BEGIN

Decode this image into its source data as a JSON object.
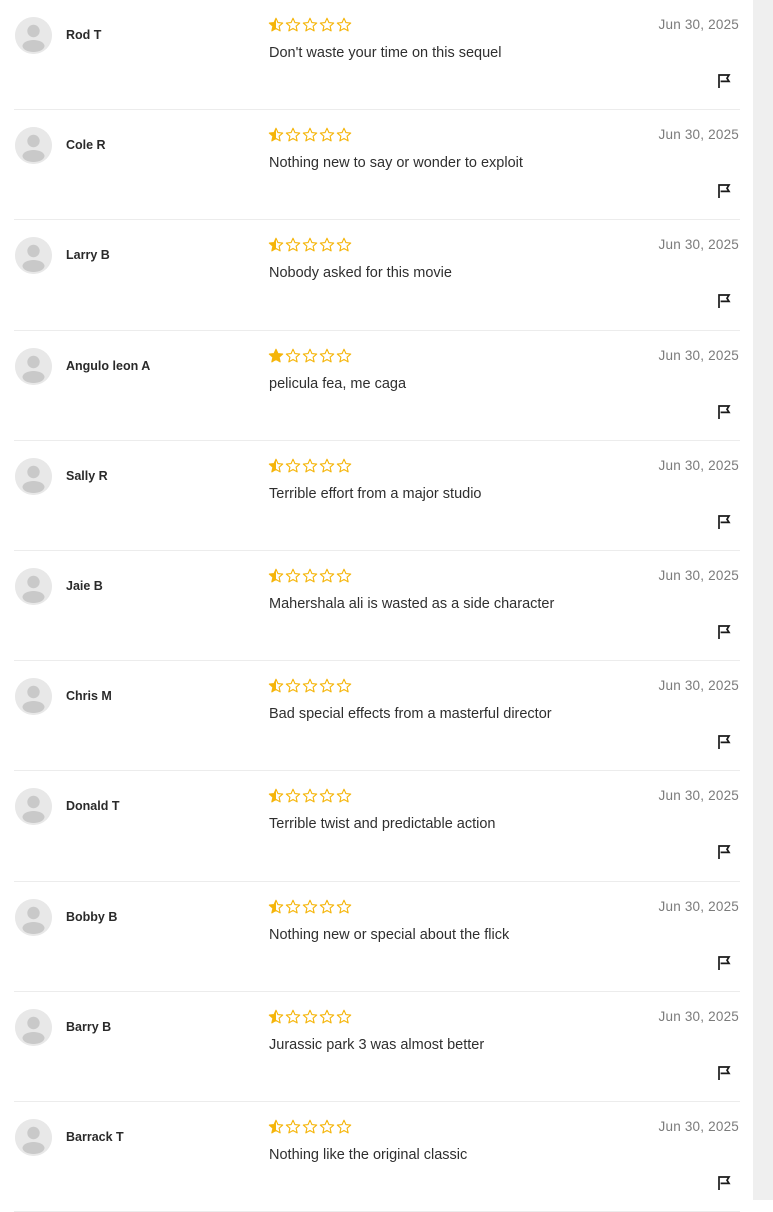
{
  "colors": {
    "star_fill": "#f5b50a",
    "star_outline": "#f5b50a",
    "avatar_bg": "#e8e8e8",
    "avatar_figure": "#c9c9c9"
  },
  "icons": {
    "avatar": "user-silhouette-icon",
    "report": "flag-icon",
    "star_full": "star-filled-icon",
    "star_half": "star-half-icon",
    "star_empty": "star-outline-icon"
  },
  "rating_max": 5,
  "reviews": [
    {
      "name": "Rod T",
      "rating": 0.5,
      "date": "Jun 30, 2025",
      "text": "Don't waste your time on this sequel"
    },
    {
      "name": "Cole R",
      "rating": 0.5,
      "date": "Jun 30, 2025",
      "text": "Nothing new to say or wonder to exploit"
    },
    {
      "name": "Larry B",
      "rating": 0.5,
      "date": "Jun 30, 2025",
      "text": "Nobody asked for this movie"
    },
    {
      "name": "Angulo leon A",
      "rating": 1,
      "date": "Jun 30, 2025",
      "text": "pelicula fea, me caga"
    },
    {
      "name": "Sally R",
      "rating": 0.5,
      "date": "Jun 30, 2025",
      "text": "Terrible effort from a major studio"
    },
    {
      "name": "Jaie B",
      "rating": 0.5,
      "date": "Jun 30, 2025",
      "text": "Mahershala ali is wasted as a side character"
    },
    {
      "name": "Chris M",
      "rating": 0.5,
      "date": "Jun 30, 2025",
      "text": "Bad special effects from a masterful director"
    },
    {
      "name": "Donald T",
      "rating": 0.5,
      "date": "Jun 30, 2025",
      "text": "Terrible twist and predictable action"
    },
    {
      "name": "Bobby B",
      "rating": 0.5,
      "date": "Jun 30, 2025",
      "text": "Nothing new or special about the flick"
    },
    {
      "name": "Barry B",
      "rating": 0.5,
      "date": "Jun 30, 2025",
      "text": "Jurassic park 3 was almost better"
    },
    {
      "name": "Barrack T",
      "rating": 0.5,
      "date": "Jun 30, 2025",
      "text": "Nothing like the original classic"
    }
  ]
}
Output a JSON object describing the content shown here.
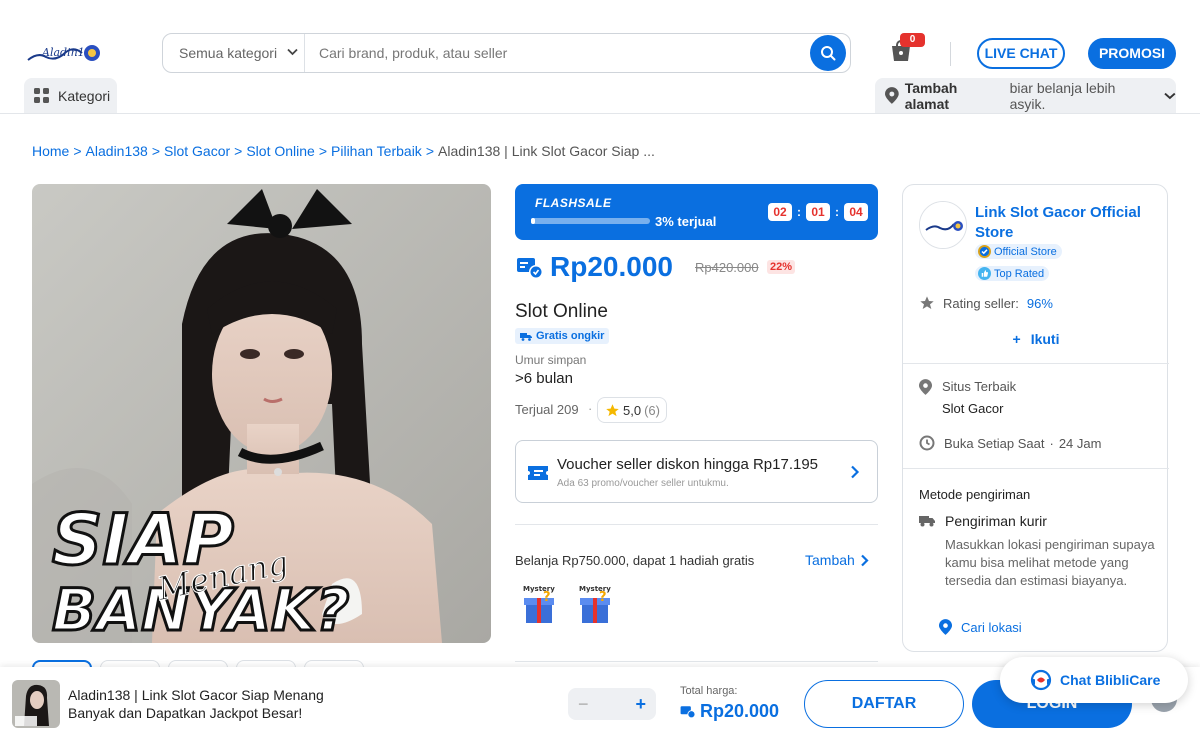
{
  "colors": {
    "brand": "#0a6fe0",
    "danger": "#e5322d"
  },
  "header": {
    "logo_text": "Aladin138",
    "category_select": "Semua kategori",
    "search_placeholder": "Cari brand, produk, atau seller",
    "cart_count": "0",
    "live_chat": "LIVE CHAT",
    "promo": "PROMOSI",
    "kategori": "Kategori",
    "address_strong": "Tambah alamat",
    "address_rest": "biar belanja lebih asyik."
  },
  "breadcrumb": {
    "items": [
      "Home",
      "Aladin138",
      "Slot Gacor",
      "Slot Online",
      "Pilihan Terbaik"
    ],
    "current": "Aladin138 | Link Slot Gacor Siap ...",
    "separator": ">"
  },
  "product_image": {
    "line1": "SIAP",
    "script": "Menang",
    "line2": "BANYAK?"
  },
  "flash_sale": {
    "title": "FLASHSALE",
    "sold_text": "3% terjual",
    "sold_fraction": 0.03,
    "timer": [
      "02",
      "01",
      "04"
    ]
  },
  "product": {
    "price": "Rp20.000",
    "original_price": "Rp420.000",
    "discount": "22%",
    "name": "Slot Online",
    "shipping_badge": "Gratis ongkir",
    "shelf_label": "Umur simpan",
    "shelf_value": ">6 bulan",
    "sold": "Terjual 209",
    "rating": "5,0",
    "rating_count": "(6)"
  },
  "voucher": {
    "title": "Voucher seller diskon hingga Rp17.195",
    "subtitle": "Ada 63 promo/voucher seller untukmu."
  },
  "gift": {
    "text": "Belanja Rp750.000, dapat 1 hadiah gratis",
    "add_label": "Tambah",
    "box_label": "Mystery Box"
  },
  "store": {
    "name": "Link Slot Gacor Official Store",
    "badge_official": "Official Store",
    "badge_top": "Top Rated",
    "rating_label": "Rating seller:",
    "rating_value": "96%",
    "follow": "Ikuti",
    "location_label": "Situs Terbaik",
    "location_value": "Slot Gacor",
    "hours_label": "Buka Setiap Saat",
    "hours_value": "24 Jam",
    "shipping_title": "Metode pengiriman",
    "shipping_heading": "Pengiriman kurir",
    "shipping_desc": "Masukkan lokasi pengiriman supaya kamu bisa melihat metode yang tersedia dan estimasi biayanya.",
    "find_location": "Cari lokasi"
  },
  "bottom_bar": {
    "title": "Aladin138 | Link Slot Gacor Siap Menang Banyak dan Dapatkan Jackpot Besar!",
    "minus": "−",
    "plus": "+",
    "total_label": "Total harga:",
    "total_value": "Rp20.000",
    "register": "DAFTAR",
    "login": "LOGIN"
  },
  "chat_widget": {
    "label": "Chat BlibliCare"
  }
}
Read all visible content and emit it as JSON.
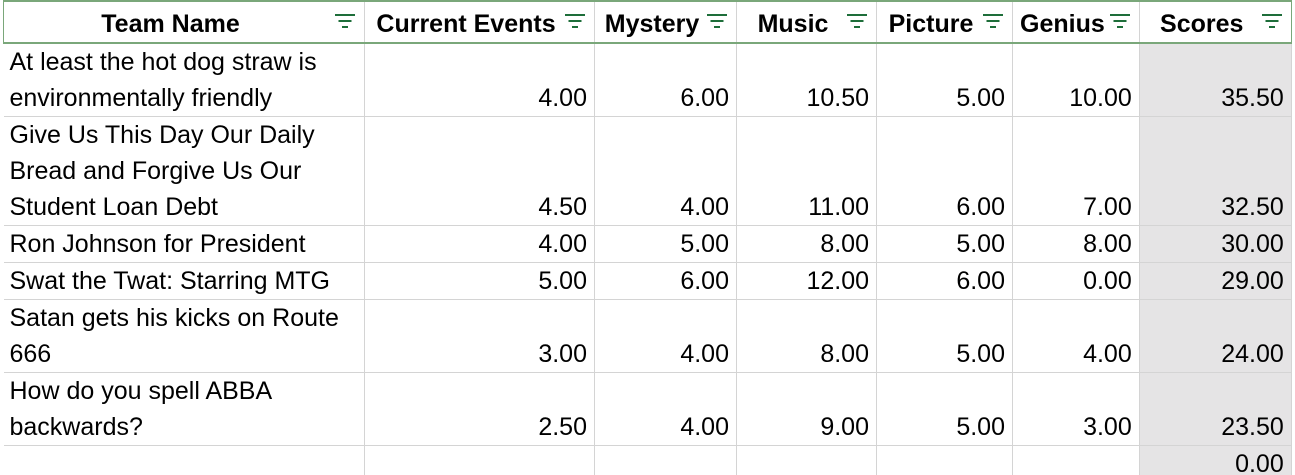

END

WHAT THE TASK ASKS: Every line of text is to be repeated exactly; pictures are left out.

FINAL ANSWER:
Decode this image into its source data as a JSON object.
{
  "colors": {
    "star_fill": "#f5b50a",
    "star_outline": "#f5b50a",
    "avatar_bg": "#e8e8e8",
    "avatar_figure": "#c9c9c9"
  },
  "icons": {
    "avatar": "user-silhouette-icon",
    "report": "flag-icon",
    "star_full": "star-filled-icon",
    "star_half": "star-half-icon",
    "star_empty": "star-outline-icon"
  },
  "rating_max": 5,
  "reviews": [
    {
      "name": "Rod T",
      "rating": 0.5,
      "date": "Jun 30, 2025",
      "text": "Don't waste your time on this sequel"
    },
    {
      "name": "Cole R",
      "rating": 0.5,
      "date": "Jun 30, 2025",
      "text": "Nothing new to say or wonder to exploit"
    },
    {
      "name": "Larry B",
      "rating": 0.5,
      "date": "Jun 30, 2025",
      "text": "Nobody asked for this movie"
    },
    {
      "name": "Angulo leon A",
      "rating": 1,
      "date": "Jun 30, 2025",
      "text": "pelicula fea, me caga"
    },
    {
      "name": "Sally R",
      "rating": 0.5,
      "date": "Jun 30, 2025",
      "text": "Terrible effort from a major studio"
    },
    {
      "name": "Jaie B",
      "rating": 0.5,
      "date": "Jun 30, 2025",
      "text": "Mahershala ali is wasted as a side character"
    },
    {
      "name": "Chris M",
      "rating": 0.5,
      "date": "Jun 30, 2025",
      "text": "Bad special effects from a masterful director"
    },
    {
      "name": "Donald T",
      "rating": 0.5,
      "date": "Jun 30, 2025",
      "text": "Terrible twist and predictable action"
    },
    {
      "name": "Bobby B",
      "rating": 0.5,
      "date": "Jun 30, 2025",
      "text": "Nothing new or special about the flick"
    },
    {
      "name": "Barry B",
      "rating": 0.5,
      "date": "Jun 30, 2025",
      "text": "Jurassic park 3 was almost better"
    },
    {
      "name": "Barrack T",
      "rating": 0.5,
      "date": "Jun 30, 2025",
      "text": "Nothing like the original classic"
    }
  ]
}
Output a JSON object describing the content shown here.
{
  "colors": {
    "brand": "#0a6fe0",
    "danger": "#e5322d"
  },
  "header": {
    "logo_text": "Aladin138",
    "category_select": "Semua kategori",
    "search_placeholder": "Cari brand, produk, atau seller",
    "cart_count": "0",
    "live_chat": "LIVE CHAT",
    "promo": "PROMOSI",
    "kategori": "Kategori",
    "address_strong": "Tambah alamat",
    "address_rest": "biar belanja lebih asyik."
  },
  "breadcrumb": {
    "items": [
      "Home",
      "Aladin138",
      "Slot Gacor",
      "Slot Online",
      "Pilihan Terbaik"
    ],
    "current": "Aladin138 | Link Slot Gacor Siap ...",
    "separator": ">"
  },
  "product_image": {
    "line1": "SIAP",
    "script": "Menang",
    "line2": "BANYAK?"
  },
  "flash_sale": {
    "title": "FLASHSALE",
    "sold_text": "3% terjual",
    "sold_fraction": 0.03,
    "timer": [
      "02",
      "01",
      "04"
    ]
  },
  "product": {
    "price": "Rp20.000",
    "original_price": "Rp420.000",
    "discount": "22%",
    "name": "Slot Online",
    "shipping_badge": "Gratis ongkir",
    "shelf_label": "Umur simpan",
    "shelf_value": ">6 bulan",
    "sold": "Terjual 209",
    "rating": "5,0",
    "rating_count": "(6)"
  },
  "voucher": {
    "title": "Voucher seller diskon hingga Rp17.195",
    "subtitle": "Ada 63 promo/voucher seller untukmu."
  },
  "gift": {
    "text": "Belanja Rp750.000, dapat 1 hadiah gratis",
    "add_label": "Tambah",
    "box_label": "Mystery Box"
  },
  "store": {
    "name": "Link Slot Gacor Official Store",
    "badge_official": "Official Store",
    "badge_top": "Top Rated",
    "rating_label": "Rating seller:",
    "rating_value": "96%",
    "follow": "Ikuti",
    "location_label": "Situs Terbaik",
    "location_value": "Slot Gacor",
    "hours_label": "Buka Setiap Saat",
    "hours_value": "24 Jam",
    "shipping_title": "Metode pengiriman",
    "shipping_heading": "Pengiriman kurir",
    "shipping_desc": "Masukkan lokasi pengiriman supaya kamu bisa melihat metode yang tersedia dan estimasi biayanya.",
    "find_location": "Cari lokasi"
  },
  "bottom_bar": {
    "title": "Aladin138 | Link Slot Gacor Siap Menang Banyak dan Dapatkan Jackpot Besar!",
    "minus": "−",
    "plus": "+",
    "total_label": "Total harga:",
    "total_value": "Rp20.000",
    "register": "DAFTAR",
    "login": "LOGIN"
  },
  "chat_widget": {
    "label": "Chat BlibliCare"
  }
}
Read all visible content and emit it as JSON.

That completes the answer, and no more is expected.